• _Work to complete_
Quote exactly the lines from the one with "Enumerate this screenshot's" to the end of the data, both included; omit the pictures.

··· Excerpted records

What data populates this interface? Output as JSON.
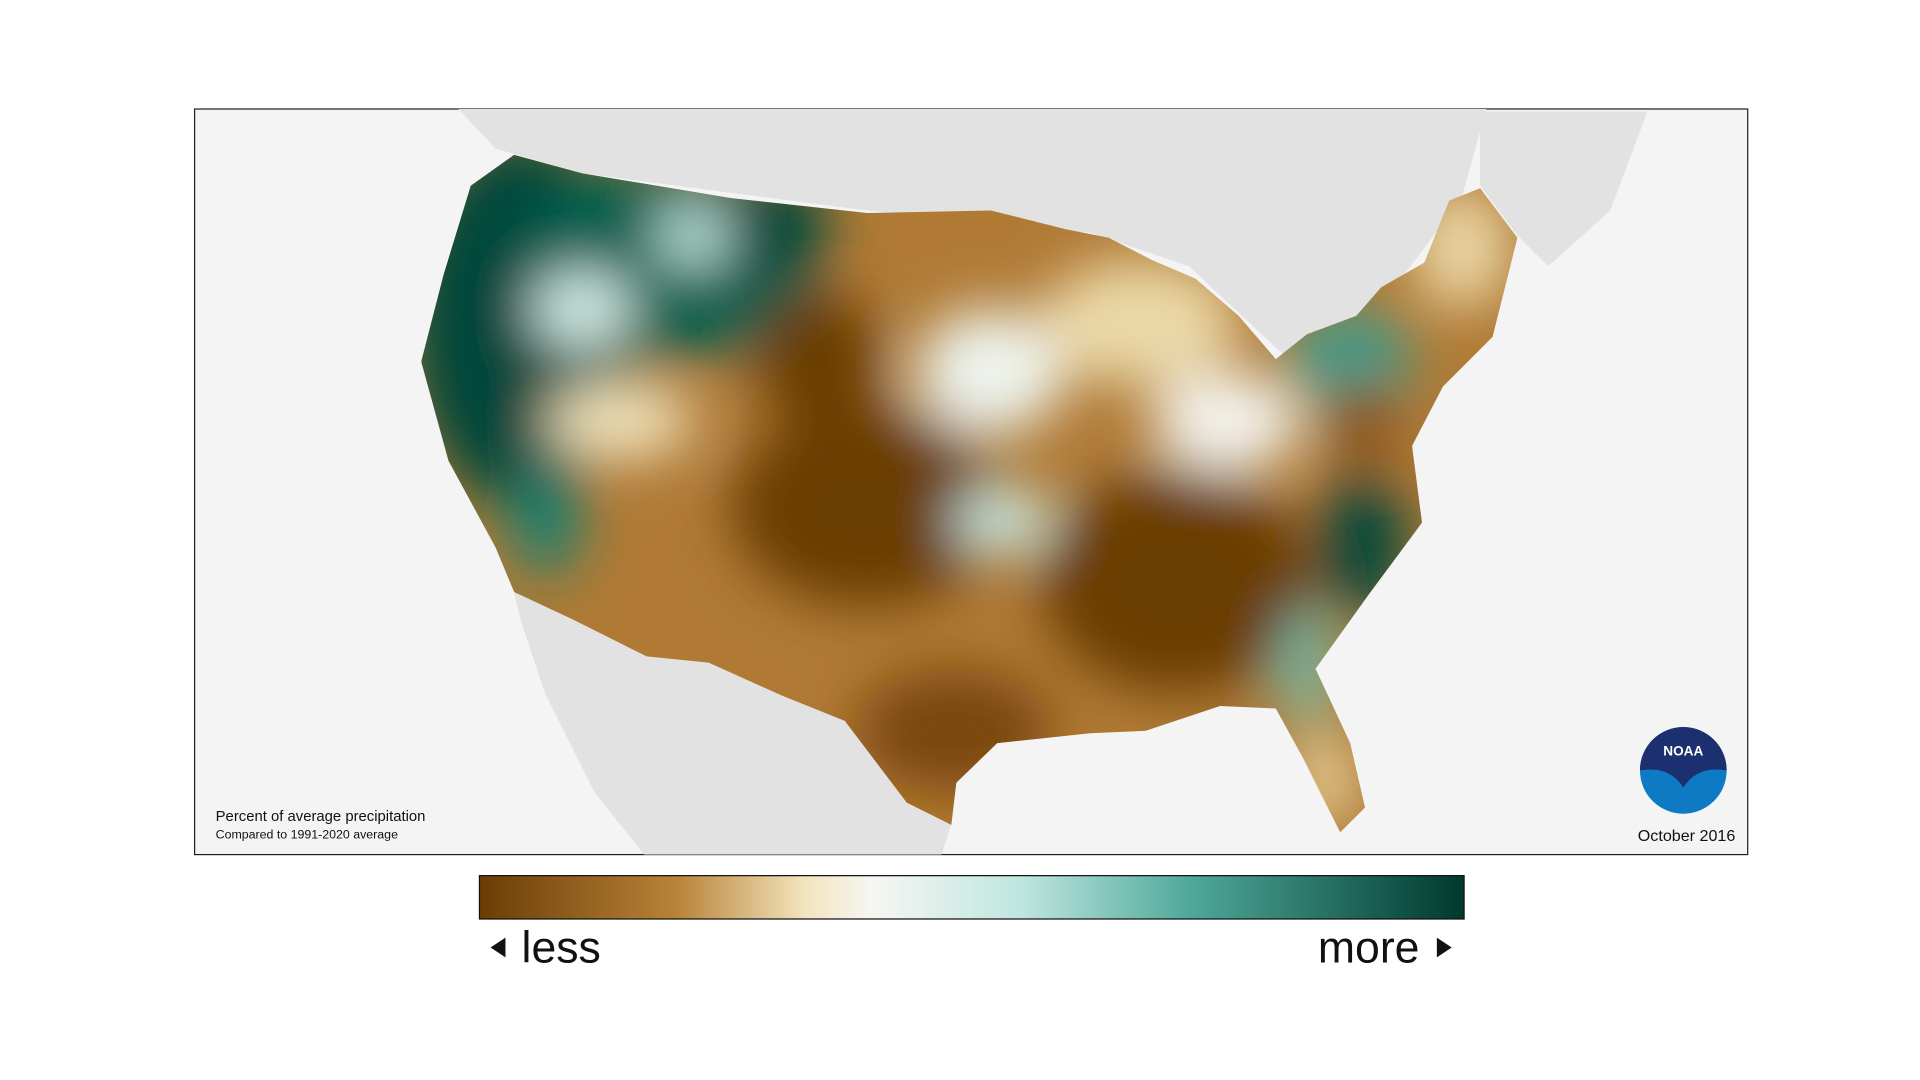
{
  "map": {
    "note_title": "Percent of average precipitation",
    "note_subtitle": "Compared to 1991-2020 average",
    "date": "October 2016",
    "logo_text": "NOAA"
  },
  "legend": {
    "low_label": "less",
    "high_label": "more"
  }
}
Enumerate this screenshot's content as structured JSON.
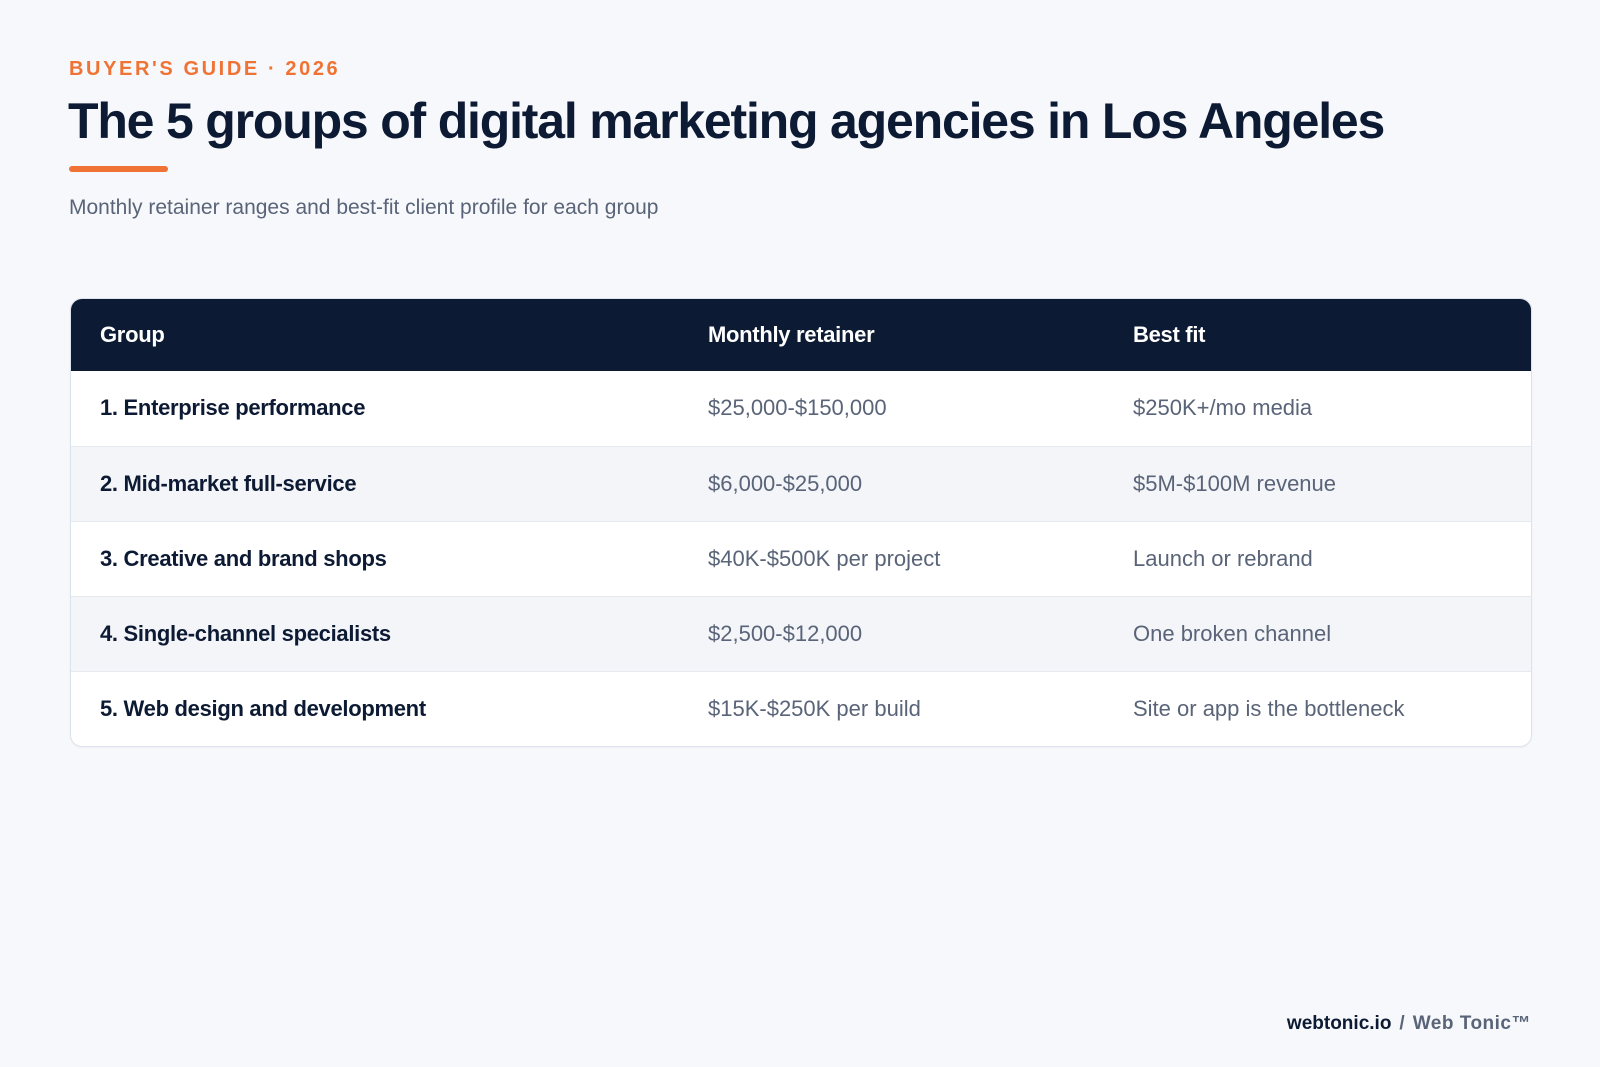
{
  "header": {
    "eyebrow": "BUYER'S GUIDE · 2026",
    "title": "The 5 groups of digital marketing agencies in Los Angeles",
    "subtitle": "Monthly retainer ranges and best-fit client profile for each group"
  },
  "table": {
    "columns": [
      "Group",
      "Monthly retainer",
      "Best fit"
    ],
    "rows": [
      {
        "group": "1. Enterprise performance",
        "retainer": "$25,000-$150,000",
        "best_fit": "$250K+/mo media"
      },
      {
        "group": "2. Mid-market full-service",
        "retainer": "$6,000-$25,000",
        "best_fit": "$5M-$100M revenue"
      },
      {
        "group": "3. Creative and brand shops",
        "retainer": "$40K-$500K per project",
        "best_fit": "Launch or rebrand"
      },
      {
        "group": "4. Single-channel specialists",
        "retainer": "$2,500-$12,000",
        "best_fit": "One broken channel"
      },
      {
        "group": "5. Web design and development",
        "retainer": "$15K-$250K per build",
        "best_fit": "Site or app is the bottleneck"
      }
    ]
  },
  "footer": {
    "domain": "webtonic.io",
    "separator": "/",
    "brand": "Web Tonic™"
  },
  "colors": {
    "accent": "#ef7335",
    "navy": "#0d1a33",
    "muted_text": "#5a6478",
    "background": "#f6f8fb"
  }
}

······

• _Answer below_
Enumerate this screenshot's content as structured JSON.
{
  "header": {
    "eyebrow": "BUYER'S GUIDE · 2026",
    "title": "The 5 groups of digital marketing agencies in Los Angeles",
    "subtitle": "Monthly retainer ranges and best-fit client profile for each group"
  },
  "table": {
    "columns": [
      "Group",
      "Monthly retainer",
      "Best fit"
    ],
    "rows": [
      {
        "group": "1. Enterprise performance",
        "retainer": "$25,000-$150,000",
        "best_fit": "$250K+/mo media"
      },
      {
        "group": "2. Mid-market full-service",
        "retainer": "$6,000-$25,000",
        "best_fit": "$5M-$100M revenue"
      },
      {
        "group": "3. Creative and brand shops",
        "retainer": "$40K-$500K per project",
        "best_fit": "Launch or rebrand"
      },
      {
        "group": "4. Single-channel specialists",
        "retainer": "$2,500-$12,000",
        "best_fit": "One broken channel"
      },
      {
        "group": "5. Web design and development",
        "retainer": "$15K-$250K per build",
        "best_fit": "Site or app is the bottleneck"
      }
    ]
  },
  "footer": {
    "domain": "webtonic.io",
    "separator": "/",
    "brand": "Web Tonic™"
  },
  "colors": {
    "accent": "#ef7335",
    "navy": "#0d1a33",
    "muted_text": "#5a6478",
    "background": "#f6f8fb"
  }
}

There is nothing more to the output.